### TRECHO DO TEXTO
• • • • • • •

Roberto Piva
O ano tem dado provas tristes aos da Literatura. Se fosse enumerar por aqui a sucessão de vidas ceifadas pela dama negra, este espaço se transformaria, em definitivo, num obituário. Anteontem, 03 de julho, de 2010, foi a vez do poeta Roberto Piva.
O poeta teve uma vida que começou, girou e findou em torno da cidade de São Paulo. Piva cresceu e formou-se entre a capital e as antigas fazendas do pai, no interior do Estado. Seus primeiros poemas foram publicados em 1961, quando tinha 23 anos. Por essa época integrou a Antologia dos Novíssimos, de Massao Ohno, na qual se lançaram vários poetas brasileiros iniciantes, que depois desenvolveram uma obra poética de importância. Foi formado em Sociologia e levou boa parte da vida profissional como professor de estudos sociais e história. Nos anos de 1970, tornou-se produtor de shows de rock. São Paulo, apesar de a ela está vincado sempre lhe pareceu apocalíptica, exemplo do que não deve ser feito contra o meio ambiente, por isso sempre fugia dela para o litoral sul do Estado, refugiando-se na casa dos amigos na Ilha Comprida.

• • • • • • •

Entradas de um conjunto de dados
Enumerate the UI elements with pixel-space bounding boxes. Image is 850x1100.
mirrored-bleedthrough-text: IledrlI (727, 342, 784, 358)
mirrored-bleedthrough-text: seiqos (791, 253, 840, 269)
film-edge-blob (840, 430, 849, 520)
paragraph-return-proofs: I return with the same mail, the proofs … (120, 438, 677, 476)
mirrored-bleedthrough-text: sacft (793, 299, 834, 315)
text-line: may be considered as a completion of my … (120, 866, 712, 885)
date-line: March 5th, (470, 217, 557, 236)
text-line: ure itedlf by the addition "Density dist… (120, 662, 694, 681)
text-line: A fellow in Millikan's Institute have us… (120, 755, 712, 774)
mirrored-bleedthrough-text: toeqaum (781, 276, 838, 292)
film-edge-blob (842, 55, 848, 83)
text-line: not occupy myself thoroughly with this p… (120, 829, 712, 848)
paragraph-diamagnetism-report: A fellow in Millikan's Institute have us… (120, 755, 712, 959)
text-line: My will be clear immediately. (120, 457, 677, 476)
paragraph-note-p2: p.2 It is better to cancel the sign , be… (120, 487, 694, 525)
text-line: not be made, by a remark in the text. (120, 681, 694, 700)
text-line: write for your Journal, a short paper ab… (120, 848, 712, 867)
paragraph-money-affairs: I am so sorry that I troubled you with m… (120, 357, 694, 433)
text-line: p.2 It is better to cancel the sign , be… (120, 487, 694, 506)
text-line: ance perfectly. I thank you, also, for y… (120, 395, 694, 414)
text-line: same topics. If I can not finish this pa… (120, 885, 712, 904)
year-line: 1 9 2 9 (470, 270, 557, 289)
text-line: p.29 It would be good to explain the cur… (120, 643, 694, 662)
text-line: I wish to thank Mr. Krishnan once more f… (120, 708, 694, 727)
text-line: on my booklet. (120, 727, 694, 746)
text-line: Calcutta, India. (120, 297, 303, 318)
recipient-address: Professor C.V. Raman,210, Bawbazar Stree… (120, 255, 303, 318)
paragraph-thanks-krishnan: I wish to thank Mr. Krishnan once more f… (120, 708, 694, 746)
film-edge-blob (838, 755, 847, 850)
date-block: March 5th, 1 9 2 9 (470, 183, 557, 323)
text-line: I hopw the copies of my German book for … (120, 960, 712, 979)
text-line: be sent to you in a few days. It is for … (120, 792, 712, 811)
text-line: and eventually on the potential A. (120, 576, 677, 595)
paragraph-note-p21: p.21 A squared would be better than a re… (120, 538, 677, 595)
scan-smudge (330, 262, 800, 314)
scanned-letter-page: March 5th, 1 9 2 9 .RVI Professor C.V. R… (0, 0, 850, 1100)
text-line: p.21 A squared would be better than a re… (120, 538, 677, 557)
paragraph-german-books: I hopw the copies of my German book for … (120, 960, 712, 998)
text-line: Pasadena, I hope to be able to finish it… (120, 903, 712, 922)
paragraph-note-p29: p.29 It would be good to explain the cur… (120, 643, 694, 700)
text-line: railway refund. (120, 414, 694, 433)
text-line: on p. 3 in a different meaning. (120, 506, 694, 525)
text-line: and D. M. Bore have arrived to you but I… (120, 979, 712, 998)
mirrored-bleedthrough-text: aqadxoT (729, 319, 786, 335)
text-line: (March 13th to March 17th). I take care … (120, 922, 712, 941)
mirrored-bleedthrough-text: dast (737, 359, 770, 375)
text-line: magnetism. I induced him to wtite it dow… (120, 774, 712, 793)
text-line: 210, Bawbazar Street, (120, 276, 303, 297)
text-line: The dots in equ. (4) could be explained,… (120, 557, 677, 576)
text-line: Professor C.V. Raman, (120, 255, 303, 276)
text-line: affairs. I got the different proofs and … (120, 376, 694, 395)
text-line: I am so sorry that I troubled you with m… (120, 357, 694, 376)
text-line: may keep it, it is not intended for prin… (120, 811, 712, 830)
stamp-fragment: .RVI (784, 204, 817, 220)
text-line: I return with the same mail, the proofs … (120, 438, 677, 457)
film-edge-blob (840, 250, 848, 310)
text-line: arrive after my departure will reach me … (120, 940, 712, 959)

• • • • • • •

### OBJETIVO
Reescreva a parte do texto sobre Roberto Piva que começa em "O poeta teve" e termina em "na Ilha Comprida.", renomeando "professor" para "docente". As linhas provêm de uma fonte diferente da do texto.

### SOLUÇÃO DA TAREFA
O poeta teve uma vida que começou, girou e findou em torno da cidade de São Paulo. Piva cresceu e formou-se entre a capital e as antigas fazendas do pai, no interior do Estado. Seus primeiros poemas foram publicados em 1961, quando tinha 23 anos. Por essa época integrou a Antologia dos Novíssimos, de Massao Ohno, na qual se lançaram vários poetas brasileiros iniciantes, que depois desenvolveram uma obra poética de importância. Foi formado em Sociologia e levou boa parte da vida profissional como docente de estudos sociais e história. Nos anos de 1970, tornou-se produtor de shows de rock. São Paulo, apesar de a ela está vincado sempre lhe pareceu apocalíptica, exemplo do que não deve ser feito contra o meio ambiente, por isso sempre fugia dela para o litoral sul do Estado, refugiando-se na casa dos amigos na Ilha Comprida.